▶ **What is needed**: Return each line that holds the word "object".
* Begin Provided information *
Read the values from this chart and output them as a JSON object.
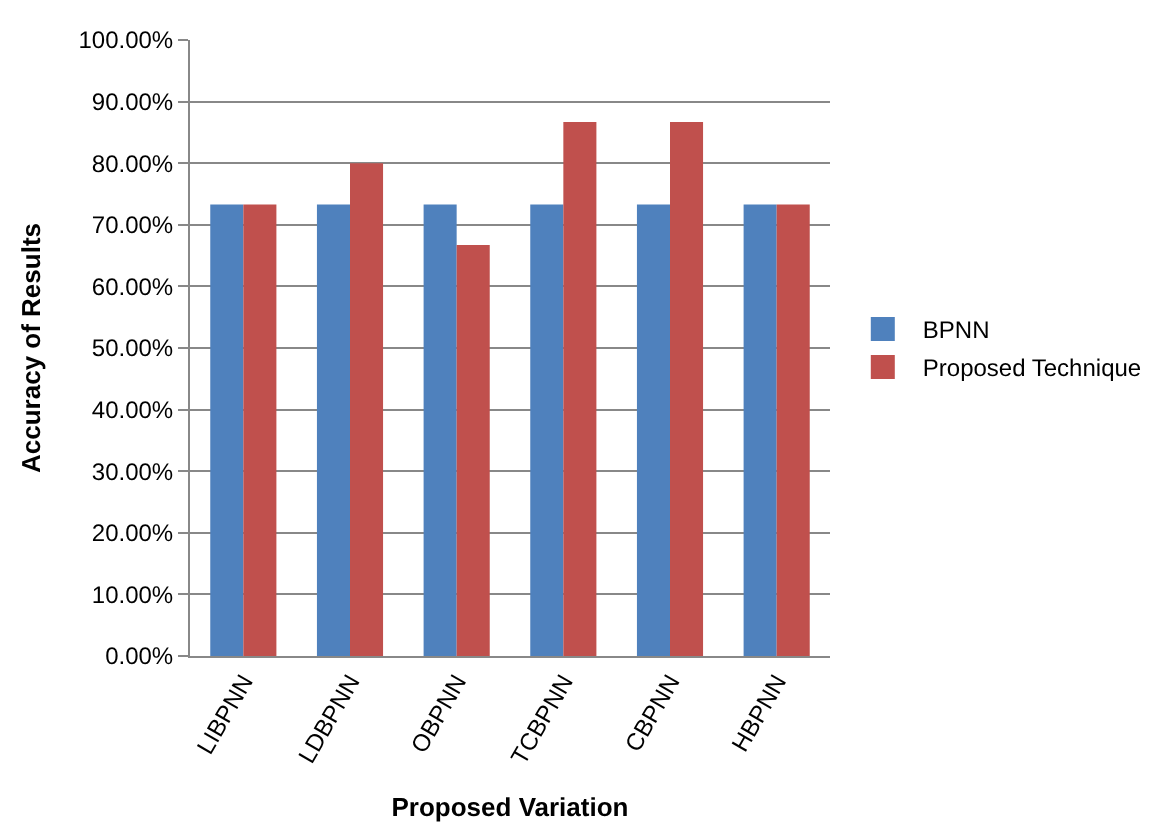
{
  "chart_data": {
    "type": "bar",
    "xlabel": "Proposed Variation",
    "ylabel": "Accuracy of Results",
    "categories": [
      "LIBPNN",
      "LDBPNN",
      "OBPNN",
      "TCBPNN",
      "CBPNN",
      "HBPNN"
    ],
    "series": [
      {
        "name": "BPNN",
        "color": "#4f81bd",
        "values": [
          73.3,
          73.3,
          73.3,
          73.3,
          73.3,
          73.3
        ]
      },
      {
        "name": "Proposed Technique",
        "color": "#c0504d",
        "values": [
          73.3,
          80,
          66.7,
          86.7,
          86.7,
          73.3
        ]
      }
    ],
    "ylim": [
      0,
      100
    ],
    "yticks": [
      {
        "value": 0,
        "label": "0.00%"
      },
      {
        "value": 10,
        "label": "10.00%"
      },
      {
        "value": 20,
        "label": "20.00%"
      },
      {
        "value": 30,
        "label": "30.00%"
      },
      {
        "value": 40,
        "label": "40.00%"
      },
      {
        "value": 50,
        "label": "50.00%"
      },
      {
        "value": 60,
        "label": "60.00%"
      },
      {
        "value": 70,
        "label": "70.00%"
      },
      {
        "value": 80,
        "label": "80.00%"
      },
      {
        "value": 90,
        "label": "90.00%"
      },
      {
        "value": 100,
        "label": "100.00%"
      }
    ],
    "grid": "y",
    "legend": "right"
  }
}
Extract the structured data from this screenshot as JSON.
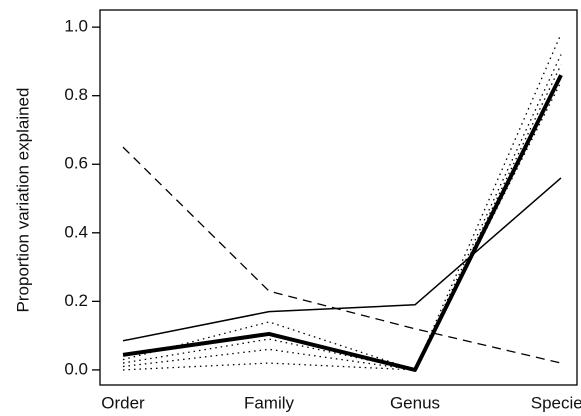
{
  "chart_data": {
    "type": "line",
    "y_label": "Proportion variation explained",
    "categories": [
      "Order",
      "Family",
      "Genus",
      "Species"
    ],
    "ylim": [
      -0.044,
      1.05
    ],
    "yticks": [
      {
        "value": 0,
        "label": "0.0"
      },
      0.2,
      0.4,
      0.6,
      0.8,
      {
        "value": 1,
        "label": "1.0"
      }
    ],
    "series": [
      {
        "color": "#000000",
        "style": "dotted",
        "width": 1.3,
        "values": [
          0.03,
          0.14,
          0.0,
          0.98
        ]
      },
      {
        "color": "#000000",
        "style": "dotted",
        "width": 1.3,
        "values": [
          0.02,
          0.09,
          0.0,
          0.92
        ]
      },
      {
        "color": "#000000",
        "style": "dotted",
        "width": 1.3,
        "values": [
          0.01,
          0.06,
          0.0,
          0.89
        ]
      },
      {
        "color": "#000000",
        "style": "dotted",
        "width": 1.3,
        "values": [
          0.0,
          0.02,
          0.0,
          0.84
        ]
      },
      {
        "color": "#000000",
        "style": "dashed",
        "width": 1.3,
        "values": [
          0.65,
          0.23,
          0.12,
          0.02
        ]
      },
      {
        "color": "#000000",
        "style": "solid",
        "width": 1.5,
        "values": [
          0.085,
          0.17,
          0.19,
          0.56
        ]
      },
      {
        "color": "#000000",
        "style": "solid",
        "width": 4,
        "values": [
          0.044,
          0.105,
          0.0,
          0.86
        ]
      }
    ]
  }
}
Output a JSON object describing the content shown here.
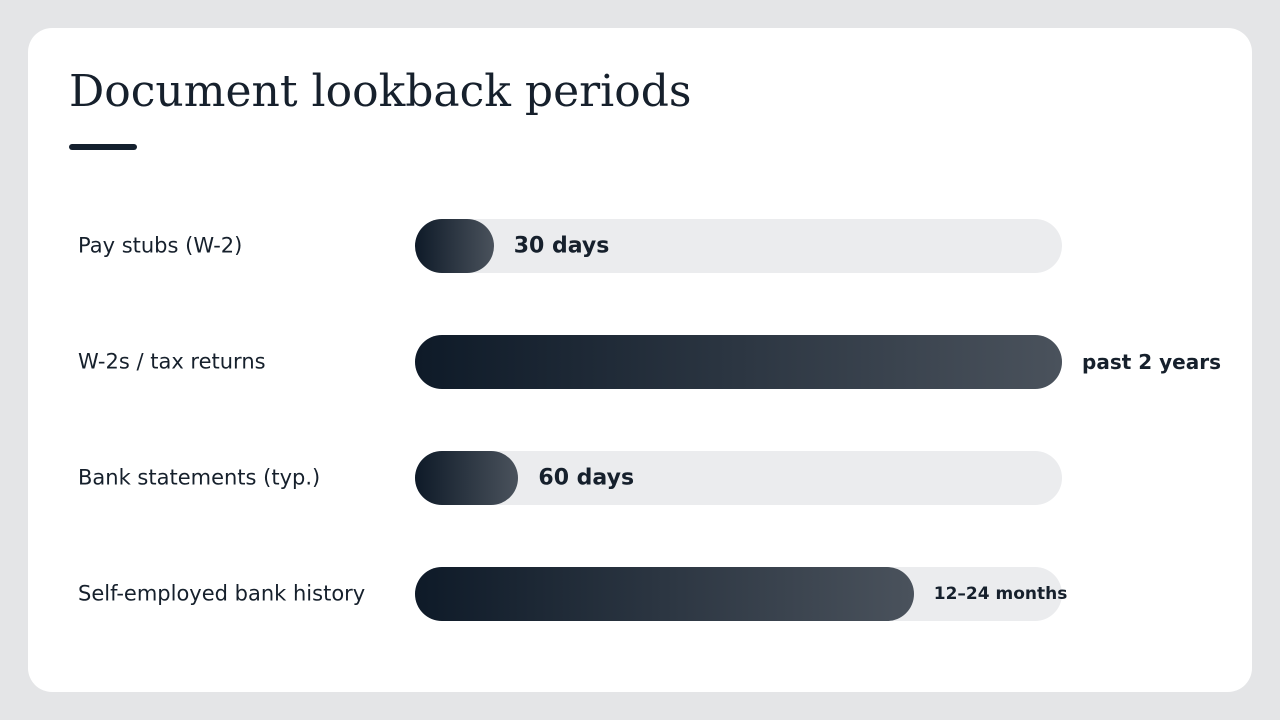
{
  "chart_data": {
    "type": "bar",
    "title": "Document lookback periods",
    "categories": [
      "Pay stubs (W-2)",
      "W-2s / tax returns",
      "Bank statements (typ.)",
      "Self-employed bank history"
    ],
    "values": [
      1,
      24,
      2,
      18
    ],
    "value_labels": [
      "30 days",
      "past 2 years",
      "60 days",
      "12–24 months"
    ],
    "xlim": [
      0,
      24
    ]
  }
}
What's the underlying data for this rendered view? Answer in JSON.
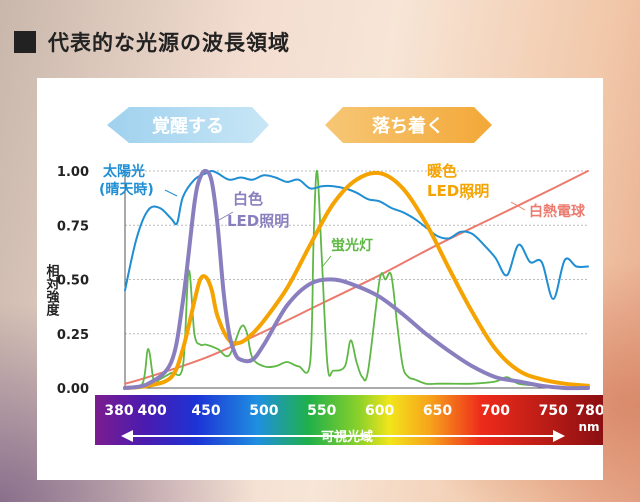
{
  "heading": "代表的な光源の波長領域",
  "chart_data": {
    "type": "line",
    "ylabel": "相対強度",
    "unit": "nm",
    "xlim": [
      380,
      780
    ],
    "ylim": [
      0,
      1
    ],
    "grid": true,
    "yticks": [
      "0.00",
      "0.25",
      "0.50",
      "0.75",
      "1.00"
    ],
    "ytick_values": [
      0,
      0.25,
      0.5,
      0.75,
      1.0
    ],
    "xticks": [
      "380",
      "400",
      "450",
      "500",
      "550",
      "600",
      "650",
      "700",
      "750",
      "780"
    ],
    "xtick_values": [
      380,
      400,
      450,
      500,
      550,
      600,
      650,
      700,
      750,
      780
    ],
    "spectrum_label": "可視光域",
    "banner_left": "覚醒する",
    "banner_right": "落ち着く",
    "series": [
      {
        "name": "太陽光",
        "name2": "(晴天時)",
        "color": "#1f8ed3",
        "x": [
          380,
          390,
          400,
          410,
          420,
          425,
          430,
          440,
          450,
          455,
          460,
          470,
          480,
          490,
          500,
          510,
          520,
          530,
          540,
          550,
          560,
          570,
          580,
          590,
          600,
          610,
          620,
          630,
          640,
          650,
          660,
          670,
          680,
          690,
          700,
          710,
          720,
          730,
          740,
          750,
          760,
          770,
          780
        ],
        "y": [
          0.45,
          0.69,
          0.82,
          0.83,
          0.78,
          0.76,
          0.88,
          0.96,
          0.99,
          1.0,
          0.99,
          0.96,
          0.97,
          0.96,
          0.98,
          0.97,
          0.95,
          0.96,
          0.92,
          0.93,
          0.93,
          0.92,
          0.9,
          0.87,
          0.86,
          0.83,
          0.81,
          0.78,
          0.74,
          0.7,
          0.69,
          0.72,
          0.71,
          0.66,
          0.6,
          0.52,
          0.66,
          0.58,
          0.58,
          0.41,
          0.59,
          0.56,
          0.56
        ]
      },
      {
        "name": "白色",
        "name2": "LED照明",
        "color": "#8a7fbe",
        "x": [
          380,
          400,
          420,
          430,
          440,
          445,
          450,
          455,
          460,
          465,
          470,
          475,
          480,
          490,
          500,
          520,
          540,
          560,
          580,
          600,
          620,
          640,
          660,
          680,
          700,
          720,
          740,
          760,
          780
        ],
        "y": [
          0.0,
          0.02,
          0.12,
          0.4,
          0.85,
          0.97,
          1.0,
          0.95,
          0.75,
          0.45,
          0.25,
          0.16,
          0.13,
          0.13,
          0.2,
          0.38,
          0.48,
          0.5,
          0.47,
          0.42,
          0.34,
          0.25,
          0.17,
          0.1,
          0.05,
          0.03,
          0.01,
          0.0,
          0.0
        ]
      },
      {
        "name": "暖色",
        "name2": "LED照明",
        "color": "#f5a300",
        "x": [
          380,
          400,
          420,
          430,
          440,
          445,
          450,
          455,
          460,
          470,
          480,
          490,
          500,
          520,
          540,
          560,
          580,
          600,
          620,
          640,
          660,
          680,
          700,
          720,
          740,
          760,
          780
        ],
        "y": [
          0.0,
          0.01,
          0.05,
          0.18,
          0.4,
          0.5,
          0.51,
          0.45,
          0.33,
          0.22,
          0.21,
          0.25,
          0.31,
          0.46,
          0.66,
          0.85,
          0.96,
          0.99,
          0.92,
          0.76,
          0.55,
          0.35,
          0.18,
          0.08,
          0.04,
          0.02,
          0.01
        ]
      },
      {
        "name": "蛍光灯",
        "color": "#5fb845",
        "x": [
          380,
          395,
          400,
          405,
          410,
          420,
          430,
          435,
          440,
          445,
          450,
          460,
          470,
          480,
          485,
          490,
          500,
          510,
          520,
          530,
          540,
          543,
          546,
          550,
          555,
          560,
          570,
          575,
          580,
          585,
          590,
          600,
          605,
          610,
          615,
          620,
          625,
          630,
          640,
          650,
          660,
          680,
          700,
          710,
          720,
          740,
          760,
          780
        ],
        "y": [
          0.0,
          0.02,
          0.18,
          0.03,
          0.04,
          0.07,
          0.1,
          0.54,
          0.25,
          0.2,
          0.2,
          0.18,
          0.15,
          0.28,
          0.26,
          0.14,
          0.1,
          0.1,
          0.12,
          0.1,
          0.12,
          0.7,
          1.0,
          0.6,
          0.1,
          0.08,
          0.1,
          0.22,
          0.12,
          0.05,
          0.08,
          0.5,
          0.5,
          0.52,
          0.3,
          0.1,
          0.05,
          0.04,
          0.02,
          0.02,
          0.02,
          0.02,
          0.03,
          0.05,
          0.02,
          0.01,
          0.0,
          0.0
        ]
      },
      {
        "name": "白熱電球",
        "color": "#ec7a6e",
        "x": [
          380,
          400,
          450,
          500,
          550,
          600,
          650,
          700,
          750,
          780
        ],
        "y": [
          0.02,
          0.05,
          0.14,
          0.26,
          0.39,
          0.52,
          0.66,
          0.79,
          0.92,
          1.0
        ]
      }
    ]
  }
}
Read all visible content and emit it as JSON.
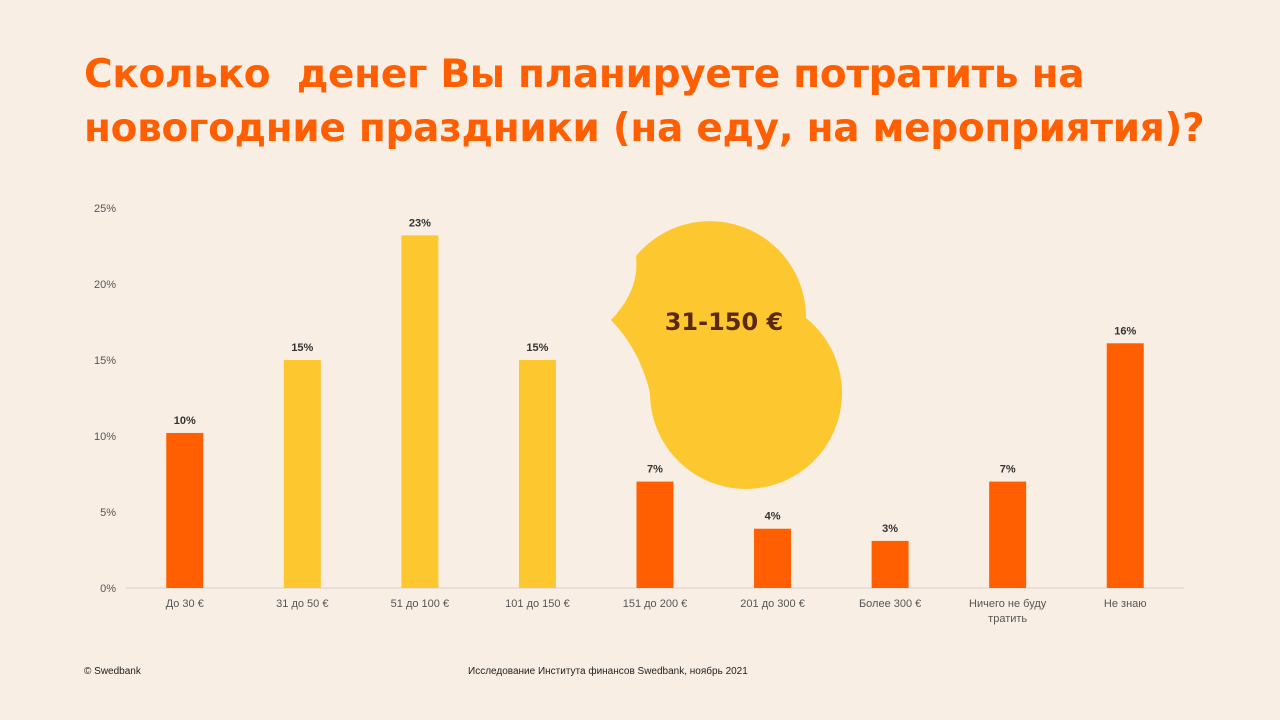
* End Provided information *
▶ **Answer to the problem**:
Read the values from this chart and output them as a JSON object.
Output a JSON object describing the content shown here.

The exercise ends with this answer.